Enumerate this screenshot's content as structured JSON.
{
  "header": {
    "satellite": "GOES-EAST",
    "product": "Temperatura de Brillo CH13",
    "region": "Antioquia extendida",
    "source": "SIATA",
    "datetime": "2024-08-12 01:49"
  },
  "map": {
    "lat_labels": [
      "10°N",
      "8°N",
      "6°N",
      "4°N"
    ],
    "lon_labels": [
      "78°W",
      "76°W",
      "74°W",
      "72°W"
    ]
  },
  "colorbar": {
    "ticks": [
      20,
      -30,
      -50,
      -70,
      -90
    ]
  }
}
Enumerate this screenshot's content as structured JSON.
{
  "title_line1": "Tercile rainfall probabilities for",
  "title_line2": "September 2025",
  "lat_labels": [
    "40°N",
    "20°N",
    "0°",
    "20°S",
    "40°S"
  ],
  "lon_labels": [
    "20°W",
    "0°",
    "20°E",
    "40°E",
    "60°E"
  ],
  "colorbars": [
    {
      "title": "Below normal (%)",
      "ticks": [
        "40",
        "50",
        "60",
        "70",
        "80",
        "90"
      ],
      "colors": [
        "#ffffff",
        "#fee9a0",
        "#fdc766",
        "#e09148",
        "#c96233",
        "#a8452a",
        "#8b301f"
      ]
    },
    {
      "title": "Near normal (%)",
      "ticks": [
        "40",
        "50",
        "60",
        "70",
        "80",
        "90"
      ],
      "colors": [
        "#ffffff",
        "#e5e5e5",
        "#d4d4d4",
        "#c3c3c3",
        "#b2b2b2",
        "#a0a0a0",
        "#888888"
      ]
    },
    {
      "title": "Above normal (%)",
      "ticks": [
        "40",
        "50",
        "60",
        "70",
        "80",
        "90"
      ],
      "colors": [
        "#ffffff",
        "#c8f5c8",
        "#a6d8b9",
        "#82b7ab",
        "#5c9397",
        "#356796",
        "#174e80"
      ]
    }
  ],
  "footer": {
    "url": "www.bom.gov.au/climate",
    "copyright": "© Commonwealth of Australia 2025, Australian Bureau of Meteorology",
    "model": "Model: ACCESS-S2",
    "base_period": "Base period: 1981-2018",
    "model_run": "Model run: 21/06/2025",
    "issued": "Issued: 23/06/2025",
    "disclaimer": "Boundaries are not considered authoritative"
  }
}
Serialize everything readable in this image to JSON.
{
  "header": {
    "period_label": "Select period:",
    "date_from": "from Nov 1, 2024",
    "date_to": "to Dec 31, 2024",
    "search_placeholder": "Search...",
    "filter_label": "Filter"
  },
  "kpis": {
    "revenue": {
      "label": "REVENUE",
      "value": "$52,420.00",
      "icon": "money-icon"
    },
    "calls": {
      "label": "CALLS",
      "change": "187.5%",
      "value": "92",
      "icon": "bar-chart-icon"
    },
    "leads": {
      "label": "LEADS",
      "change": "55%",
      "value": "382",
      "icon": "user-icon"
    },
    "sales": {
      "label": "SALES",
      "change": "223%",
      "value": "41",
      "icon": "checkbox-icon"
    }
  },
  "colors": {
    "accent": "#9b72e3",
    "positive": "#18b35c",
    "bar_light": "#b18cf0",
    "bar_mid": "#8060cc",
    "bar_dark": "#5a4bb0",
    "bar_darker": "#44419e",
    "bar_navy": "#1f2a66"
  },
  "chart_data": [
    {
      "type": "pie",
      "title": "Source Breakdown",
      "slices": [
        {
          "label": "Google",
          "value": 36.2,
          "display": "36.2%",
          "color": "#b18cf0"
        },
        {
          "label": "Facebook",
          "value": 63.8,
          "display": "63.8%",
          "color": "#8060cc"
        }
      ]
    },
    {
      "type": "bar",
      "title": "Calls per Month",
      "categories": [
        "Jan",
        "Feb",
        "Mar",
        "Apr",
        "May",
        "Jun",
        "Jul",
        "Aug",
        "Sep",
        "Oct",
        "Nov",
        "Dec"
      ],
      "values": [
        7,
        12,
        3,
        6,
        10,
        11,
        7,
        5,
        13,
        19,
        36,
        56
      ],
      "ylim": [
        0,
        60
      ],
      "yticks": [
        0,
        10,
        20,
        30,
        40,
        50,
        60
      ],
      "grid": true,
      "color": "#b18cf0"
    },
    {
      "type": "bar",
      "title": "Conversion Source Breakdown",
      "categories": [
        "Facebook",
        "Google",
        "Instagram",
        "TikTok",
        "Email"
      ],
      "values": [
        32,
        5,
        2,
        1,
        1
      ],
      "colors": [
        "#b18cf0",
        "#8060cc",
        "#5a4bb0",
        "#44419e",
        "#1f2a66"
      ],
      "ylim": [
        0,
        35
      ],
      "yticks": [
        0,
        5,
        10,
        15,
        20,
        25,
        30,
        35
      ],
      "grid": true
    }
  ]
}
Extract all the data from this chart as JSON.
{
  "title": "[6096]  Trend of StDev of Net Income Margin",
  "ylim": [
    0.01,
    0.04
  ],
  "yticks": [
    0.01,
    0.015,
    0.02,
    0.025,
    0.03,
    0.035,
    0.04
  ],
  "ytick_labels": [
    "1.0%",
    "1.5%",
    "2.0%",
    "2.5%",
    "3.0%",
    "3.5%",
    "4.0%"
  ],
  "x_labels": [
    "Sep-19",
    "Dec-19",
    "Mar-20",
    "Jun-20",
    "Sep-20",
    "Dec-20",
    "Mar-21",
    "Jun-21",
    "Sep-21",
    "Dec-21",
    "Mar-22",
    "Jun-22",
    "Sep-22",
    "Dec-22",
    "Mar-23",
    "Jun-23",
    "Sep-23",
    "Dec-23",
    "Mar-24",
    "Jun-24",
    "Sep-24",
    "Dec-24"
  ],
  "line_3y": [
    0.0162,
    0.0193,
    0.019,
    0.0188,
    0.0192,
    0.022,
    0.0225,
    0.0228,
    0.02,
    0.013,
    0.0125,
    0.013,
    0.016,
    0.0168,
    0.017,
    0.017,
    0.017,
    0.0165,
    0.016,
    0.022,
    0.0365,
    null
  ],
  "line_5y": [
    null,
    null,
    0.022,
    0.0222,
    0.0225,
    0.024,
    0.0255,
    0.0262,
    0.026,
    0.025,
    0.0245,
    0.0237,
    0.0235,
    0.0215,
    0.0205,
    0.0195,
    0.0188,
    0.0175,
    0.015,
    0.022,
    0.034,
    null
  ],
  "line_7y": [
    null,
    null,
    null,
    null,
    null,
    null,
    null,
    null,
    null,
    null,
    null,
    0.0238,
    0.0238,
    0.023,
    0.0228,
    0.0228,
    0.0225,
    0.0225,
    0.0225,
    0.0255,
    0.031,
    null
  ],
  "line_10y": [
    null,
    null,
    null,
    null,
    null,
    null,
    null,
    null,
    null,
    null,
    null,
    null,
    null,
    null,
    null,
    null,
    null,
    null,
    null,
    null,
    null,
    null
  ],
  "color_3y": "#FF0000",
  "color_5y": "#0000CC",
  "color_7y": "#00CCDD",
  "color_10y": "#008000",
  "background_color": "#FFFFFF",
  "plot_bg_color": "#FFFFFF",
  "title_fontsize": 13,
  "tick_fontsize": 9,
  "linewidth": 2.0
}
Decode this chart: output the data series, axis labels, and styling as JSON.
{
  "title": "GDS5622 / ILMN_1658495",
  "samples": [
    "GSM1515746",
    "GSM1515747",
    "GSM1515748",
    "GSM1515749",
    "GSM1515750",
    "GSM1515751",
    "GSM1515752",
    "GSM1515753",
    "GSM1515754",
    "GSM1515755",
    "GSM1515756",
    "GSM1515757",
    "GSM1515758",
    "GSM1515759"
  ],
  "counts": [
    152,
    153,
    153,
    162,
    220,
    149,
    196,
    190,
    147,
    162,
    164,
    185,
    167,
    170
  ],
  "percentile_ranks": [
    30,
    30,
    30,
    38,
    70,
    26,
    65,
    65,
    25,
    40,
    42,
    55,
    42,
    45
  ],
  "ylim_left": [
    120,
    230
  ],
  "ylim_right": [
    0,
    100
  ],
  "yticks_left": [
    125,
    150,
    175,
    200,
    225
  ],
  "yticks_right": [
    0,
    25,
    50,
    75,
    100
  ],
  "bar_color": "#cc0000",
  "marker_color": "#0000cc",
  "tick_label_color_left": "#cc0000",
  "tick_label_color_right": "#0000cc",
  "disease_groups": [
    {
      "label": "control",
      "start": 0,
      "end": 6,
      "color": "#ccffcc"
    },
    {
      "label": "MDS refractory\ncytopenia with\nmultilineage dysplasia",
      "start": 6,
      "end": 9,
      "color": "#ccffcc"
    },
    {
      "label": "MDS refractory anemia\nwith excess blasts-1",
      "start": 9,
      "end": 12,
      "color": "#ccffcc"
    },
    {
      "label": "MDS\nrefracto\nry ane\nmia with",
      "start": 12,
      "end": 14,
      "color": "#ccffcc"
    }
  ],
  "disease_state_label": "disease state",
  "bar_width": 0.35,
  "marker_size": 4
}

**What you have to do**
Track down every line holding the string "icon" and copy it.

**Problem solution**
      "icon": "money-icon"
      "icon": "bar-chart-icon"
      "icon": "user-icon"
      "icon": "checkbox-icon"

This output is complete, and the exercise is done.